**EXERCISE REQUIREMENTS:** Give the entries again, word for word.

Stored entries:
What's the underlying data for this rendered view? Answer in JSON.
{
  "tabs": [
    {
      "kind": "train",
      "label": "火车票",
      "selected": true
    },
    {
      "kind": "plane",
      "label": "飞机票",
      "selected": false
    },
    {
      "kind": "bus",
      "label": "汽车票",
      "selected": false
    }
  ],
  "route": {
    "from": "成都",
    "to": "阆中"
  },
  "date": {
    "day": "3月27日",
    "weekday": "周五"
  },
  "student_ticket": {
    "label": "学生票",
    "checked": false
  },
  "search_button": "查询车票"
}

**WRITTEN ANSWER:**
What's the underlying data for this rendered view? Answer in JSON.
{
  "tabs": [
    {
      "kind": "train",
      "label": "火车票",
      "selected": true
    },
    {
      "kind": "plane",
      "label": "飞机票",
      "selected": false
    },
    {
      "kind": "bus",
      "label": "汽车票",
      "selected": false
    }
  ],
  "route": {
    "from": "成都",
    "to": "阆中"
  },
  "date": {
    "day": "3月27日",
    "weekday": "周五"
  },
  "student_ticket": {
    "label": "学生票",
    "checked": false
  },
  "search_button": "查询车票"
}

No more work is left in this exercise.